• **WHAT THIS TASK INVOLVES**: Each entry has to be copied exactly, with nothing missed.

Saved entries
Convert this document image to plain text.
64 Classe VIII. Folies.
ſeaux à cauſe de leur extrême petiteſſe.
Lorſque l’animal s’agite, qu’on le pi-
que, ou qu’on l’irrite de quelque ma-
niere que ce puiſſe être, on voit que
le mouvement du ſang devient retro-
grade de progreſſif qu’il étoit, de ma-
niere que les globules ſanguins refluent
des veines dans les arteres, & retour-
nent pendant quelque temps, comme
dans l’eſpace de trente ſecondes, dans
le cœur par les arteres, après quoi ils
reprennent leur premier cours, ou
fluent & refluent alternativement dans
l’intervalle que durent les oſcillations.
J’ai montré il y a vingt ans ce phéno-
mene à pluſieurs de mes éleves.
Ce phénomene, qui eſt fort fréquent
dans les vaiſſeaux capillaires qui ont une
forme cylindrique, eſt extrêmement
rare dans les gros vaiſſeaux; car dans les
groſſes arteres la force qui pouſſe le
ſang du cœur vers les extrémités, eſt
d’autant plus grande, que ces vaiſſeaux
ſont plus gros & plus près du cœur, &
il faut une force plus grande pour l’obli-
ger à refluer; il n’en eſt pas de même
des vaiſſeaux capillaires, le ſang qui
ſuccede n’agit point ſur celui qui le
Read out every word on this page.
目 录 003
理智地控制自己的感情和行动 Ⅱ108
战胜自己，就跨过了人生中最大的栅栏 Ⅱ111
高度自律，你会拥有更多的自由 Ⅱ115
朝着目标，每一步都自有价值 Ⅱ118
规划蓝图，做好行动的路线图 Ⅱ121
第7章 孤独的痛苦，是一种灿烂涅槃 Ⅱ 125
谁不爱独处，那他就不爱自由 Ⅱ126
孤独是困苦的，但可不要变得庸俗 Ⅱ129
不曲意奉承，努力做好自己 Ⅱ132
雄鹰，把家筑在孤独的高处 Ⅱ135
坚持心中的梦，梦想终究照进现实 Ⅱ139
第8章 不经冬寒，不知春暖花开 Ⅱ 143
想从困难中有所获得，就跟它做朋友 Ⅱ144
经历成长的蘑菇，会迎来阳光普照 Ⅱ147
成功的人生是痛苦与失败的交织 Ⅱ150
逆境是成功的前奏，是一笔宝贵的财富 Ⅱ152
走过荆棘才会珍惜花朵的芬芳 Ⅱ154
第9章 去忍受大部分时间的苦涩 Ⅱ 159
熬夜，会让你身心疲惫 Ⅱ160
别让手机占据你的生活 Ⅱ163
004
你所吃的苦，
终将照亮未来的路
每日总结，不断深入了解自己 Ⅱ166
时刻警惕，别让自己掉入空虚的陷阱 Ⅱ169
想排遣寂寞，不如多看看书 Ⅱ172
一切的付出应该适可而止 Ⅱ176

• **RESULT OF THIS EXERCISE**:
Convert this document image to plain text.
64 Classe VIII. Folies.
ſeaux à cauſe de leur extrême petiteſſe.
Lorſque l’animal s’agite, qu’on le pi-
que, ou qu’on l’irrite de quelque ma-
niere que ce puiſſe être, on voit que
le mouvement du ſang devient retro-
grade de progreſſif qu’il étoit, de ma-
niere que les globules ſanguins refluent
des veines dans les arteres, & retour-
nent pendant quelque temps, comme
dans l’eſpace de trente ſecondes, dans
le cœur par les arteres, après quoi ils
reprennent leur premier cours, ou
fluent & refluent alternativement dans
l’intervalle que durent les oſcillations.
J’ai montré il y a vingt ans ce phéno-
mene à pluſieurs de mes éleves.
Ce phénomene, qui eſt fort fréquent
dans les vaiſſeaux capillaires qui ont une
forme cylindrique, eſt extrêmement
rare dans les gros vaiſſeaux; car dans les
groſſes arteres la force qui pouſſe le
ſang du cœur vers les extrémités, eſt
d’autant plus grande, que ces vaiſſeaux
ſont plus gros & plus près du cœur, &
il faut une force plus grande pour l’obli-
ger à refluer; il n’en eſt pas de même
des vaiſſeaux capillaires, le ſang qui
ſuccede n’agit point ſur celui qui le
Read out every word on this page.
目 录 003
理智地控制自己的感情和行动 Ⅱ108
战胜自己，就跨过了人生中最大的栅栏 Ⅱ111
高度自律，你会拥有更多的自由 Ⅱ115
朝着目标，每一步都自有价值 Ⅱ118
规划蓝图，做好行动的路线图 Ⅱ121
第7章 孤独的痛苦，是一种灿烂涅槃 Ⅱ 125
谁不爱独处，那他就不爱自由 Ⅱ126
孤独是困苦的，但可不要变得庸俗 Ⅱ129
不曲意奉承，努力做好自己 Ⅱ132
雄鹰，把家筑在孤独的高处 Ⅱ135
坚持心中的梦，梦想终究照进现实 Ⅱ139
第8章 不经冬寒，不知春暖花开 Ⅱ 143
想从困难中有所获得，就跟它做朋友 Ⅱ144
经历成长的蘑菇，会迎来阳光普照 Ⅱ147
成功的人生是痛苦与失败的交织 Ⅱ150
逆境是成功的前奏，是一笔宝贵的财富 Ⅱ152
走过荆棘才会珍惜花朵的芬芳 Ⅱ154
第9章 去忍受大部分时间的苦涩 Ⅱ 159
熬夜，会让你身心疲惫 Ⅱ160
别让手机占据你的生活 Ⅱ163
004
你所吃的苦，
终将照亮未来的路
每日总结，不断深入了解自己 Ⅱ166
时刻警惕，别让自己掉入空虚的陷阱 Ⅱ169
想排遣寂寞，不如多看看书 Ⅱ172
一切的付出应该适可而止 Ⅱ176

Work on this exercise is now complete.